**GIVEN INSTRUCTION**
Leave out every picture and restate word for word the lines from the one with "Read the values" to the final line.

Data listing
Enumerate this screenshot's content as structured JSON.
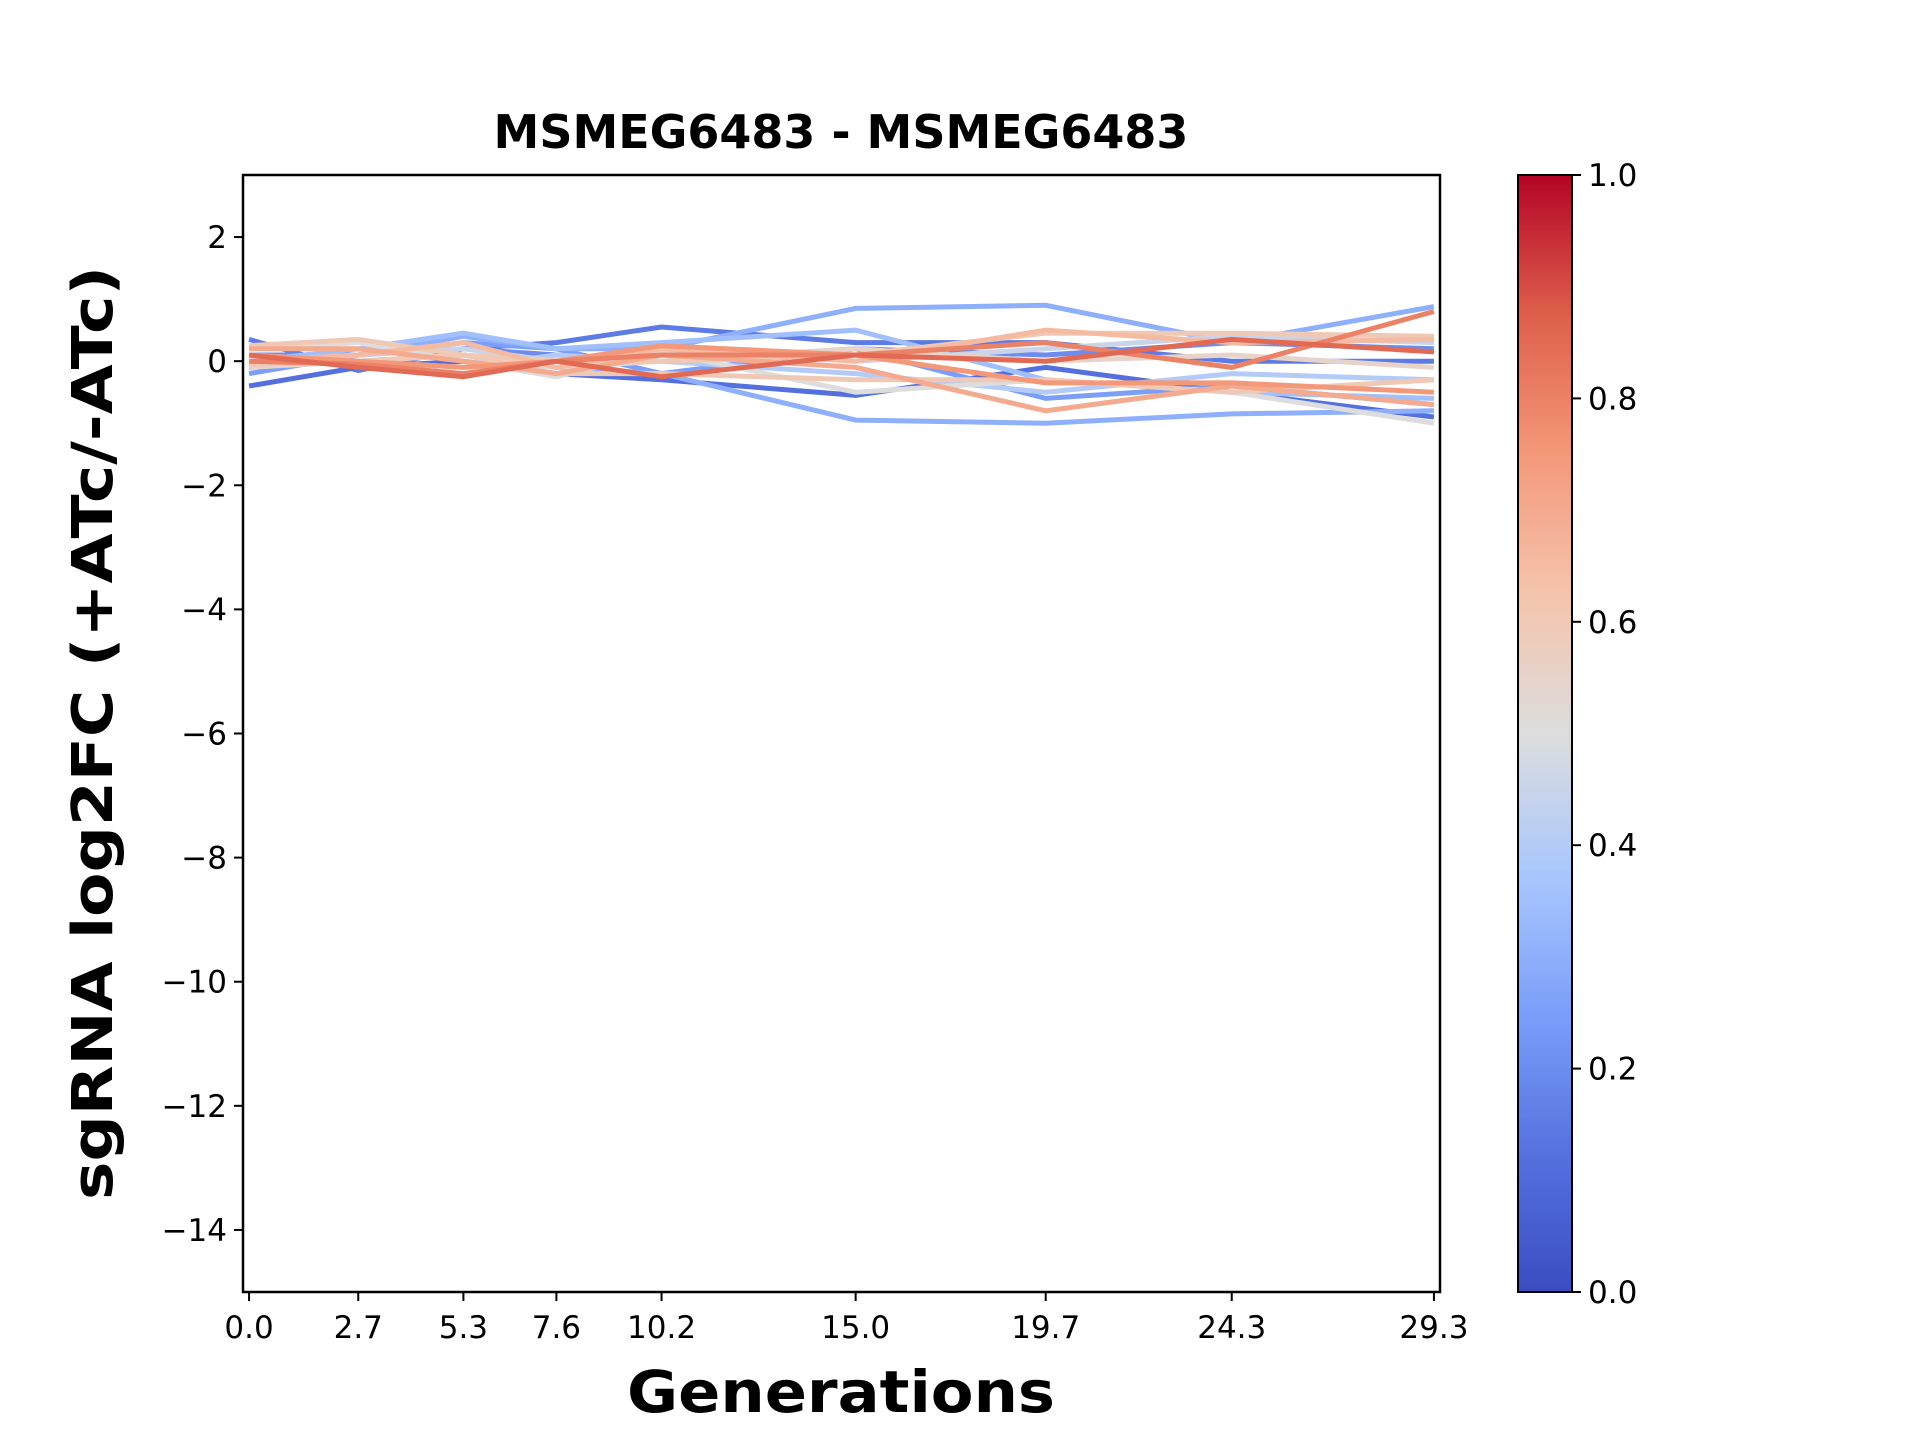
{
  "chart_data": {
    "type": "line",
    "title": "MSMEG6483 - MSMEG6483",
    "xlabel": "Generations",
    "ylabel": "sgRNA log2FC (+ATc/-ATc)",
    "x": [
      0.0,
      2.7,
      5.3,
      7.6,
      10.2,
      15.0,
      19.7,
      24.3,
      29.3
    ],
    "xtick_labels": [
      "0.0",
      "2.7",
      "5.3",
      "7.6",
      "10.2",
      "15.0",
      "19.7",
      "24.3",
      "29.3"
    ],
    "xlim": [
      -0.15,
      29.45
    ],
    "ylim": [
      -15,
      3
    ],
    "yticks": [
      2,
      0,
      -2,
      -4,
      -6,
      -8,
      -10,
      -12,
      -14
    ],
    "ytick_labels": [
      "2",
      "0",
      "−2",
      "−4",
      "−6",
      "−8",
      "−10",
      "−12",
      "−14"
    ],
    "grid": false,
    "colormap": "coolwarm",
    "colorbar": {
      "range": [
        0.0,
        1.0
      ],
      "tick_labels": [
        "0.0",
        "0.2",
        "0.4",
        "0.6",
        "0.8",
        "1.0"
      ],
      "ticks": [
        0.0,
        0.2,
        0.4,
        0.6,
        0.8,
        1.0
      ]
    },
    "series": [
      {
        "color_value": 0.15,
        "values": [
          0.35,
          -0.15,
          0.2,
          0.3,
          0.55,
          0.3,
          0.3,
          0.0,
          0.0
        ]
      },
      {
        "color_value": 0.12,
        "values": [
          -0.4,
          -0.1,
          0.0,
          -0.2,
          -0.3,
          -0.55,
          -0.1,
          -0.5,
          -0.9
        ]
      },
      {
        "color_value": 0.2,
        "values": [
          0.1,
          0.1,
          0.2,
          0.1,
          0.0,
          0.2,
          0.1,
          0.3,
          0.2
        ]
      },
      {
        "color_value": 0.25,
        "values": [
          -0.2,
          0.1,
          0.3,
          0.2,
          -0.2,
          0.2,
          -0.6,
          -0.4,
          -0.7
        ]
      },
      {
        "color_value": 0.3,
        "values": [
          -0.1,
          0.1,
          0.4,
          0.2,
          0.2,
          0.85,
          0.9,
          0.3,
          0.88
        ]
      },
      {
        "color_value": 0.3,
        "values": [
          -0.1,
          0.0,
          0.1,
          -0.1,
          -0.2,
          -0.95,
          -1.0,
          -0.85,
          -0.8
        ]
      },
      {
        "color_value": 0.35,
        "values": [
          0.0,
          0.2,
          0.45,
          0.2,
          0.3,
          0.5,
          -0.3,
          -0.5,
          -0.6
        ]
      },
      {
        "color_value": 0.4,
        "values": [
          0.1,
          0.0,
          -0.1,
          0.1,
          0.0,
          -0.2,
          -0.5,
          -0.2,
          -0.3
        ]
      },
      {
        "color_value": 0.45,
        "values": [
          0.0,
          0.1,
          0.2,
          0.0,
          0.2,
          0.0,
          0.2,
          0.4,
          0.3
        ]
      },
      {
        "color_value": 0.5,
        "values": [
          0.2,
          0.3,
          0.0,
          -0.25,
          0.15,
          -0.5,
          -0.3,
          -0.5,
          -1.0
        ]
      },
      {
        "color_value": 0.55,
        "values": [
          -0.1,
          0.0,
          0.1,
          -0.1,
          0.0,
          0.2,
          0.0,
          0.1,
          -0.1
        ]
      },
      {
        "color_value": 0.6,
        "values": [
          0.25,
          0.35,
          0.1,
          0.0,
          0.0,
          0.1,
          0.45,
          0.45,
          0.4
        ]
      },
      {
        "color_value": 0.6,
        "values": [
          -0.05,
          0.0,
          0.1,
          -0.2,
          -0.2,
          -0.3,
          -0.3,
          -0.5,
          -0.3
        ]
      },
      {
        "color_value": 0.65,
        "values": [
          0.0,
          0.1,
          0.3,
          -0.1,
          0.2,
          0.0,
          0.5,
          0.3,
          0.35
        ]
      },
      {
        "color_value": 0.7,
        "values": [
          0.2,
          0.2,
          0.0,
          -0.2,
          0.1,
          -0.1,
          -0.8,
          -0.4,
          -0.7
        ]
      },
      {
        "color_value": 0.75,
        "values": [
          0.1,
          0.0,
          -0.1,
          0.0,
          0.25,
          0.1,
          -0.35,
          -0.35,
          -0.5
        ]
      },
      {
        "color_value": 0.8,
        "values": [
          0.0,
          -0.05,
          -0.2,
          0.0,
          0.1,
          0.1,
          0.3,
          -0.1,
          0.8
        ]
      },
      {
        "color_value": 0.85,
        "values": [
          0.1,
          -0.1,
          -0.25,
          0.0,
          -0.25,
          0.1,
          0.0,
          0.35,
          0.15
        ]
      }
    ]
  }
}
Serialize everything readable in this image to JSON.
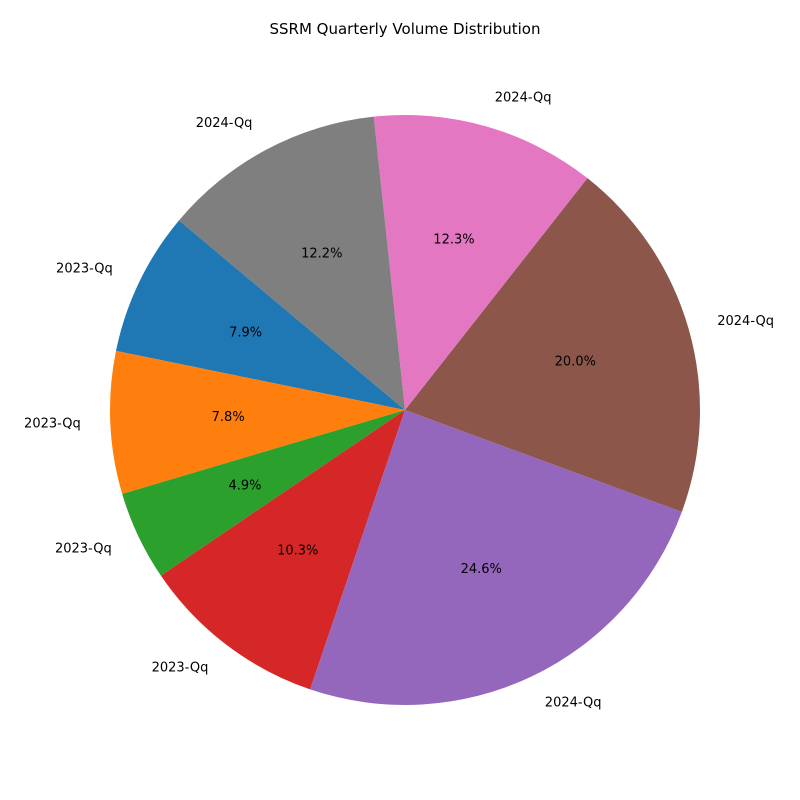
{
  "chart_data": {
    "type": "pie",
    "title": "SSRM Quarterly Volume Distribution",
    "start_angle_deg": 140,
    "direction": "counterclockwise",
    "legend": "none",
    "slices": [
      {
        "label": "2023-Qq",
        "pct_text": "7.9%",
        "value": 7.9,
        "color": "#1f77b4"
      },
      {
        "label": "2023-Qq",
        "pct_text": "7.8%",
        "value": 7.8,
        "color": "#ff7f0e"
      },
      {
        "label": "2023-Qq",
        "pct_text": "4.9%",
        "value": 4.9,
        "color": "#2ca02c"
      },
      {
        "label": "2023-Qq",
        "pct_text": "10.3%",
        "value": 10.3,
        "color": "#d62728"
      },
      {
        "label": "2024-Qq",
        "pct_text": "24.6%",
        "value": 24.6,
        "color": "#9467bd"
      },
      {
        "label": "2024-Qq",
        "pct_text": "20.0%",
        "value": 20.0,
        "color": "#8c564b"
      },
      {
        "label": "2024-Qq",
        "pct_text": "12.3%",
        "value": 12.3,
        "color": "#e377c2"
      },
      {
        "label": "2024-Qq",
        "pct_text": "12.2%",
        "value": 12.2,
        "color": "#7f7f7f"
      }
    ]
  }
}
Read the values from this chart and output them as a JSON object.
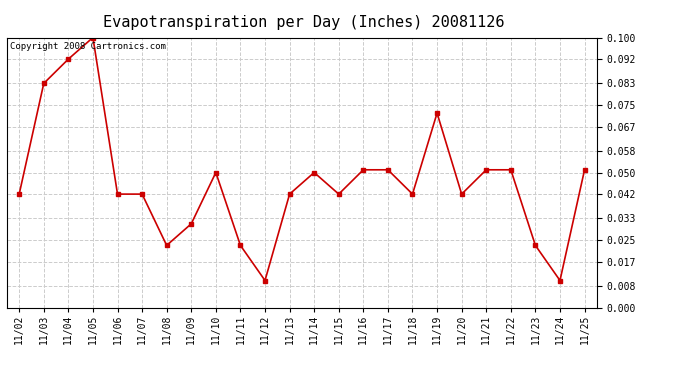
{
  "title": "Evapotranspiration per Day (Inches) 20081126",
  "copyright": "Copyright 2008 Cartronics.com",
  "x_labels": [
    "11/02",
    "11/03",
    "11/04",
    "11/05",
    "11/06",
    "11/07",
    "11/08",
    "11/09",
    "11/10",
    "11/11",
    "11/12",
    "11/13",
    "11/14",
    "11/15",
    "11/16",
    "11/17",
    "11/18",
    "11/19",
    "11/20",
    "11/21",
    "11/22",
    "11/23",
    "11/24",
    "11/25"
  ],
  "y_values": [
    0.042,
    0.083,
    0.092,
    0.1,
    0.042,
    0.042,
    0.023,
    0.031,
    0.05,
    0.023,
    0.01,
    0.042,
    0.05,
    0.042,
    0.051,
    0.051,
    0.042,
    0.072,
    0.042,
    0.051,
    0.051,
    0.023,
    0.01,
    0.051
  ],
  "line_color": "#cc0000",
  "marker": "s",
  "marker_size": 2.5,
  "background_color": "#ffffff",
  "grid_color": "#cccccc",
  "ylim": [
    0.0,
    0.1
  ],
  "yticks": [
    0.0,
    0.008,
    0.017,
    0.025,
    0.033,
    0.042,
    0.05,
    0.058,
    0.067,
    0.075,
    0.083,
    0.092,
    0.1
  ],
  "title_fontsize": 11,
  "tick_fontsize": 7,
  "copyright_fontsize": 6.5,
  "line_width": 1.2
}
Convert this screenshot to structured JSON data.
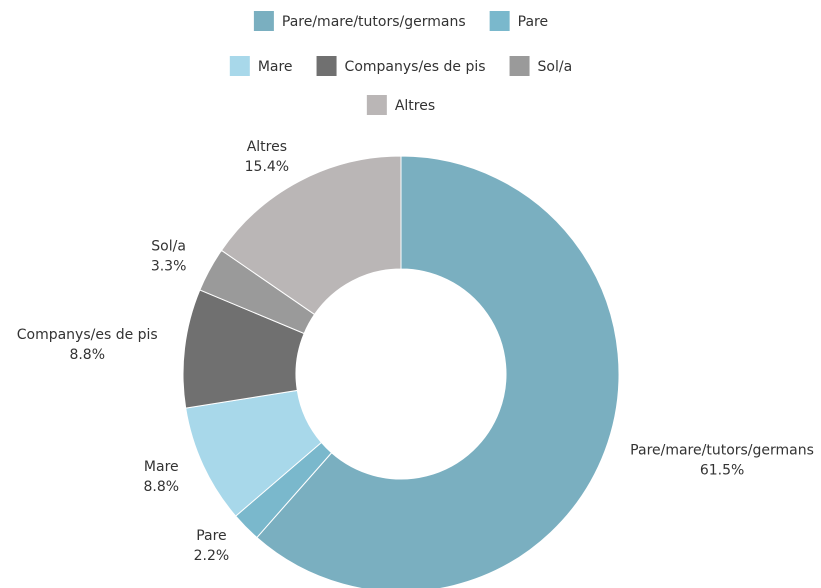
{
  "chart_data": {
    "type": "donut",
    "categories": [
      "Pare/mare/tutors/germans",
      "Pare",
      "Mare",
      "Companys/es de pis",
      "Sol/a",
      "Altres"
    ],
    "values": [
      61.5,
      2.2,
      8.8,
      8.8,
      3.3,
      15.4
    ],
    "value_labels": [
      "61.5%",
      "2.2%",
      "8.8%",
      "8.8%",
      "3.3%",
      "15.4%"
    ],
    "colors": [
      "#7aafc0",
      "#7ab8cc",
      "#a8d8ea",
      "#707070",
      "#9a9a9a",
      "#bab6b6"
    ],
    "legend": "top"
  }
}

**RESULT OF THE TASK**
Read the values from this chart and output them as a JSON object.
{
  "title": "Evapotranspiration per Day (Inches) 20081126",
  "copyright": "Copyright 2008 Cartronics.com",
  "x_labels": [
    "11/02",
    "11/03",
    "11/04",
    "11/05",
    "11/06",
    "11/07",
    "11/08",
    "11/09",
    "11/10",
    "11/11",
    "11/12",
    "11/13",
    "11/14",
    "11/15",
    "11/16",
    "11/17",
    "11/18",
    "11/19",
    "11/20",
    "11/21",
    "11/22",
    "11/23",
    "11/24",
    "11/25"
  ],
  "y_values": [
    0.042,
    0.083,
    0.092,
    0.1,
    0.042,
    0.042,
    0.023,
    0.031,
    0.05,
    0.023,
    0.01,
    0.042,
    0.05,
    0.042,
    0.051,
    0.051,
    0.042,
    0.072,
    0.042,
    0.051,
    0.051,
    0.023,
    0.01,
    0.051
  ],
  "line_color": "#cc0000",
  "marker": "s",
  "marker_size": 2.5,
  "background_color": "#ffffff",
  "grid_color": "#cccccc",
  "ylim": [
    0.0,
    0.1
  ],
  "yticks": [
    0.0,
    0.008,
    0.017,
    0.025,
    0.033,
    0.042,
    0.05,
    0.058,
    0.067,
    0.075,
    0.083,
    0.092,
    0.1
  ],
  "title_fontsize": 11,
  "tick_fontsize": 7,
  "copyright_fontsize": 6.5,
  "line_width": 1.2
}
Convert this screenshot to structured JSON data.
{
  "chart_data": {
    "type": "donut",
    "categories": [
      "Pare/mare/tutors/germans",
      "Pare",
      "Mare",
      "Companys/es de pis",
      "Sol/a",
      "Altres"
    ],
    "values": [
      61.5,
      2.2,
      8.8,
      8.8,
      3.3,
      15.4
    ],
    "value_labels": [
      "61.5%",
      "2.2%",
      "8.8%",
      "8.8%",
      "3.3%",
      "15.4%"
    ],
    "colors": [
      "#7aafc0",
      "#7ab8cc",
      "#a8d8ea",
      "#707070",
      "#9a9a9a",
      "#bab6b6"
    ],
    "legend": "top"
  }
}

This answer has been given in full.